**PROVIDED DATA:**
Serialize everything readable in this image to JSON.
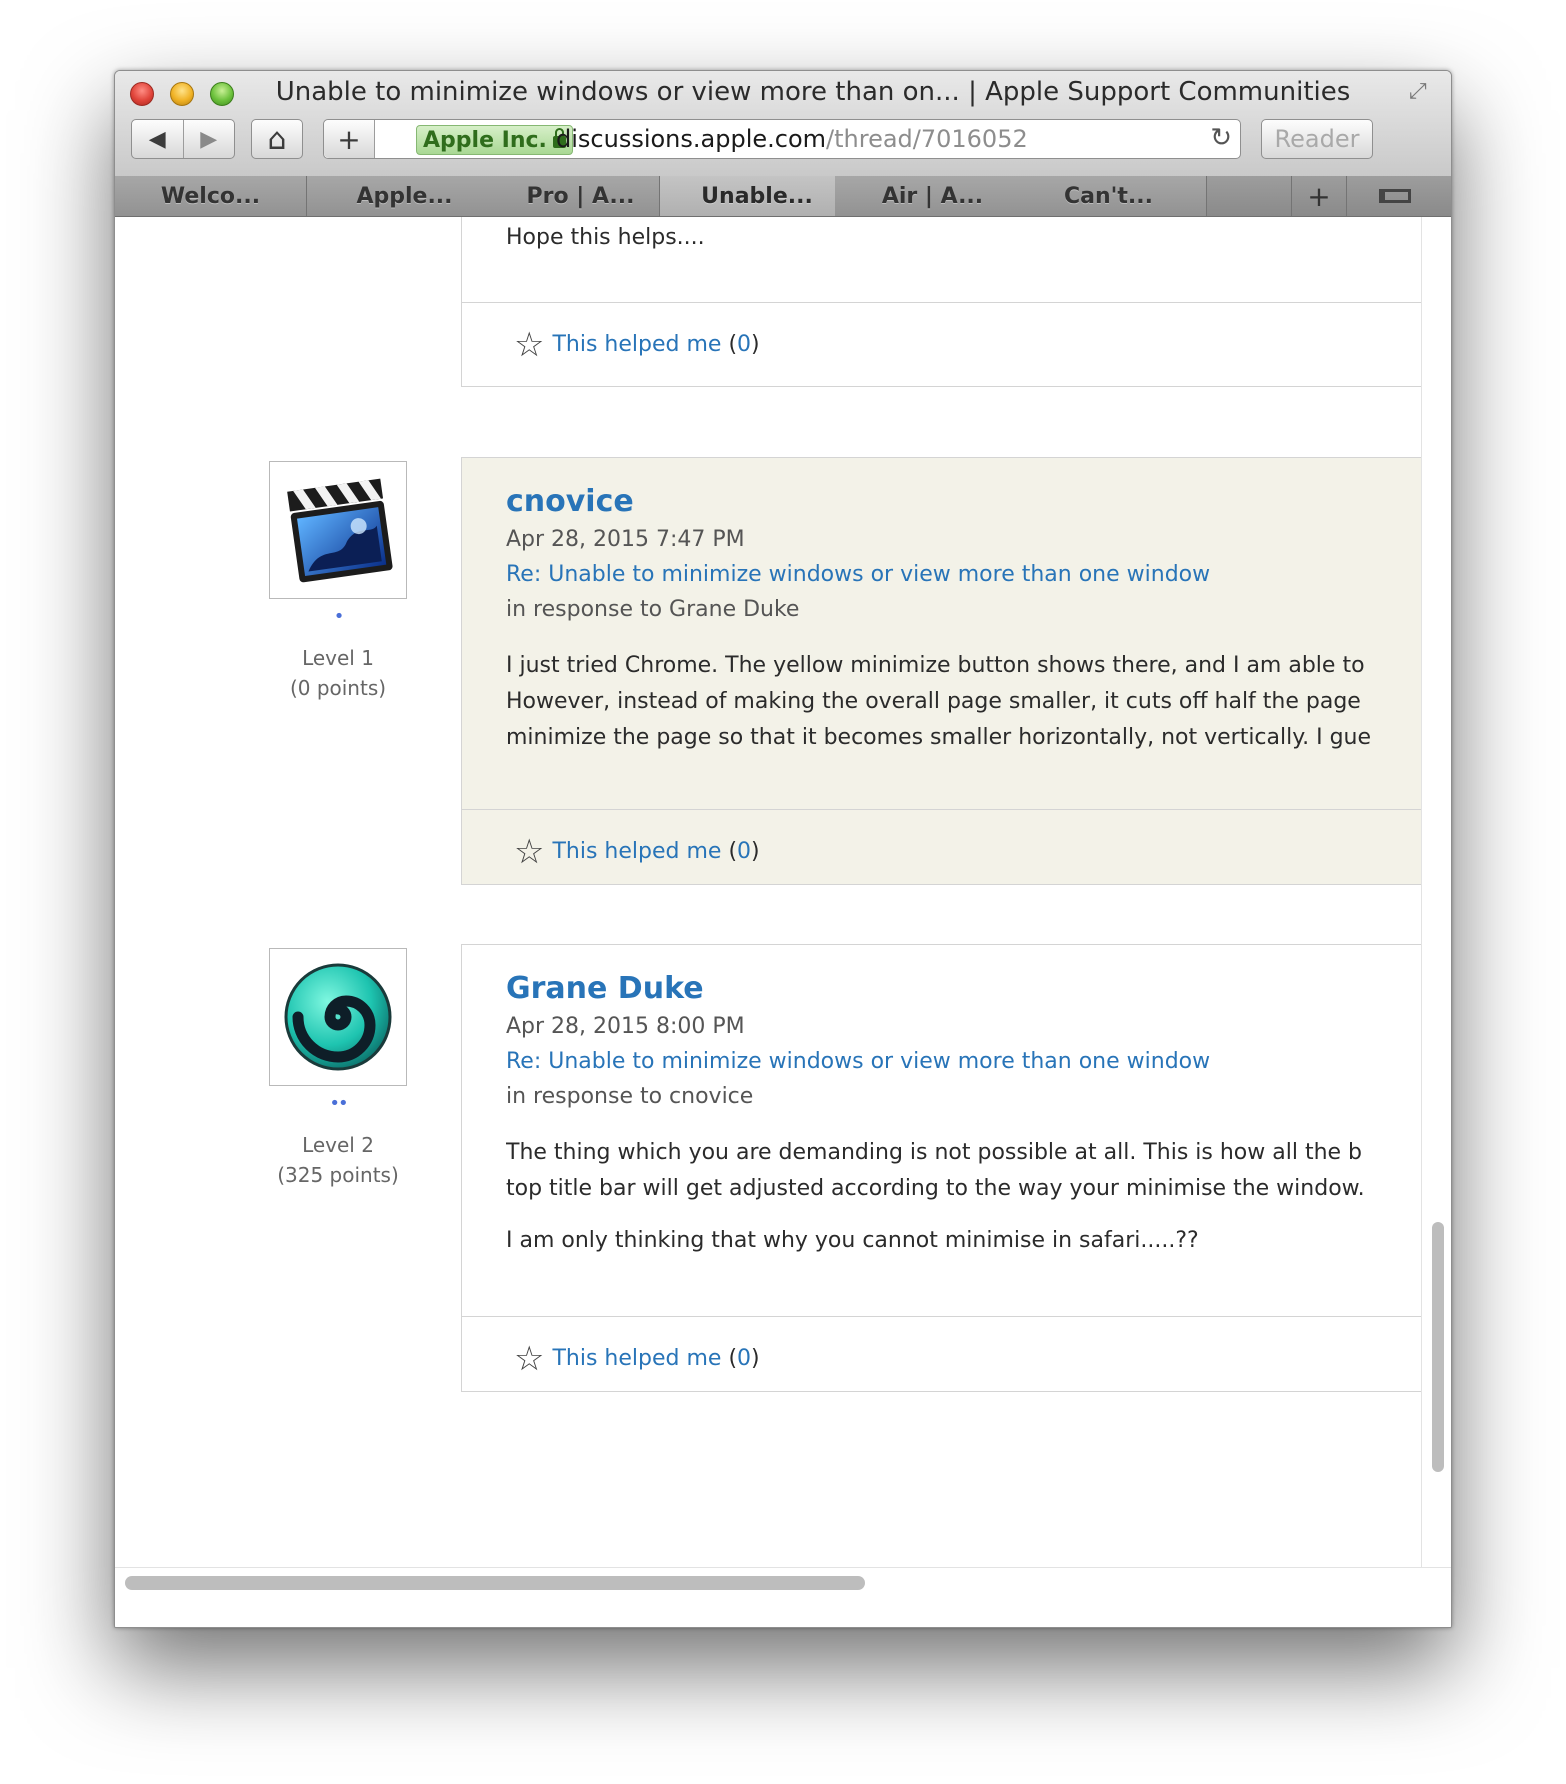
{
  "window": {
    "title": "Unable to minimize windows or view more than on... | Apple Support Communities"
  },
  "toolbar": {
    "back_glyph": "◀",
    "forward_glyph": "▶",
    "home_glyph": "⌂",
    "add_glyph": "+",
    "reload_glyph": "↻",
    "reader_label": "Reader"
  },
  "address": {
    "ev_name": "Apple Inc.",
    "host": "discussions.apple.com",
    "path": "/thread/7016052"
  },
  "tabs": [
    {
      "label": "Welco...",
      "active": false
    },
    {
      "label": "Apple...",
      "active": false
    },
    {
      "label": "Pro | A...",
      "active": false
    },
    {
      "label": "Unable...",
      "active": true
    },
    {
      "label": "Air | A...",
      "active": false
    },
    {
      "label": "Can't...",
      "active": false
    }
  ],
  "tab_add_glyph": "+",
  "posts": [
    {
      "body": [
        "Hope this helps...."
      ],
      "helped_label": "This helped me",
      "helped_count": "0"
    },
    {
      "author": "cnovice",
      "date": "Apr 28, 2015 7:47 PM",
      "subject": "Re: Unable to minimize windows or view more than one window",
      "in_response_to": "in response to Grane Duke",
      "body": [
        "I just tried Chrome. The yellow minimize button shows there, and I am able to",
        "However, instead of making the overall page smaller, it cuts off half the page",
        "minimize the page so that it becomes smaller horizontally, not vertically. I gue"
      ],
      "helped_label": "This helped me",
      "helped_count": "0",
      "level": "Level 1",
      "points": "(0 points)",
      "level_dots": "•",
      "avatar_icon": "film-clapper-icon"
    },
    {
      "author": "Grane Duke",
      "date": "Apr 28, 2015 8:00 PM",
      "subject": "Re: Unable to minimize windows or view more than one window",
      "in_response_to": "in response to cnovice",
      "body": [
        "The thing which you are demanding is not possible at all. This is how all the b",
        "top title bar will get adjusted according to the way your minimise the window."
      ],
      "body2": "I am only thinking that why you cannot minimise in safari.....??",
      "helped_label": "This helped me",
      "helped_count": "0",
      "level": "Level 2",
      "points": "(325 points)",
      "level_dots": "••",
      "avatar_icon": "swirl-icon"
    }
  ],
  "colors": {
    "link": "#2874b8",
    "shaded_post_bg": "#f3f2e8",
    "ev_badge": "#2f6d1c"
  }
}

...

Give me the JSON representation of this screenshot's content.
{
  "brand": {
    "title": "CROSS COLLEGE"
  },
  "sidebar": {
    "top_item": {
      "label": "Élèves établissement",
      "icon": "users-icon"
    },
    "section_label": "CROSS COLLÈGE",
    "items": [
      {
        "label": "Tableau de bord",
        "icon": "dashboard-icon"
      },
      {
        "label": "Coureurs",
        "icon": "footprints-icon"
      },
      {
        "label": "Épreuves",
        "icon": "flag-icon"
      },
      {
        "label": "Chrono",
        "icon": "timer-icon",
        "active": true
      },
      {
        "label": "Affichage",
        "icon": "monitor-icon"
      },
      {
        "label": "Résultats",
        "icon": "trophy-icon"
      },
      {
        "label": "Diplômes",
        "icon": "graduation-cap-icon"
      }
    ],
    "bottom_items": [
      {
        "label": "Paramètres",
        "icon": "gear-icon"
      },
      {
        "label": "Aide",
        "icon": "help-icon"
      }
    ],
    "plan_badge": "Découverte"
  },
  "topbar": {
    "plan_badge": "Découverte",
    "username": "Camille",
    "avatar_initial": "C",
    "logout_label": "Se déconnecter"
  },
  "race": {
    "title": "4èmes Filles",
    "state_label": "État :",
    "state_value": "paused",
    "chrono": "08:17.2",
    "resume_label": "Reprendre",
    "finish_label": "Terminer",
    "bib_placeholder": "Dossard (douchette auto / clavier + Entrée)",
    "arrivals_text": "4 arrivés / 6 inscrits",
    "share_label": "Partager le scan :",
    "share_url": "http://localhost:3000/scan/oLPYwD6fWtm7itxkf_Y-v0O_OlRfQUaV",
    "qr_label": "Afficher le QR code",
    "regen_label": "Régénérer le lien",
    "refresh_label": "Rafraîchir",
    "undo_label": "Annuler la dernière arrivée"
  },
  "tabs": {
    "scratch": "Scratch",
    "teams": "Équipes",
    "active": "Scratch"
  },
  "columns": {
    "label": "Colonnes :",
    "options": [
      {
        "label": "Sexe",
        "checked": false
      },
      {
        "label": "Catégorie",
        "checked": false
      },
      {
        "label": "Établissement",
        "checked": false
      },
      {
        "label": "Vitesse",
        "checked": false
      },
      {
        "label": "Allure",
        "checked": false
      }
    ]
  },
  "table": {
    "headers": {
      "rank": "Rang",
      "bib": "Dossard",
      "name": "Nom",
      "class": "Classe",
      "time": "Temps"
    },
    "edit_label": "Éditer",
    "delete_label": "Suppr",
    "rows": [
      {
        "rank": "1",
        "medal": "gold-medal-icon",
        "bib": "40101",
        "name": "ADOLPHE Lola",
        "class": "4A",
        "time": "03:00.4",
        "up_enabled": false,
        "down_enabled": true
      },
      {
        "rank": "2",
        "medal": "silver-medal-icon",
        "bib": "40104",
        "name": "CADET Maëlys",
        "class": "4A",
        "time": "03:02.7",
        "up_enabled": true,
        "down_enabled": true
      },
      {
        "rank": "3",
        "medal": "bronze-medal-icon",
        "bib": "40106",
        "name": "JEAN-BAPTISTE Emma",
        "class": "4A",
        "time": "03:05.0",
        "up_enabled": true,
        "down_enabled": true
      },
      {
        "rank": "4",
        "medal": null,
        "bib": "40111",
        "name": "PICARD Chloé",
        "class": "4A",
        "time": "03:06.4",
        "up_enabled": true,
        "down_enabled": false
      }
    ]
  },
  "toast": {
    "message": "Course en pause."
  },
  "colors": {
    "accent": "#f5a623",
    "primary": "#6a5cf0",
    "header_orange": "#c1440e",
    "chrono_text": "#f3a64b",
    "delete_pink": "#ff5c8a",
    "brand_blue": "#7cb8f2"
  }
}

**EXERCISE REQUIREMENTS:** Search the entries for the word "Duke", then gather every line that has it.

**RESPONSE TO THE TASK:**
      "in_response_to": "in response to Grane Duke",
      "author": "Grane Duke",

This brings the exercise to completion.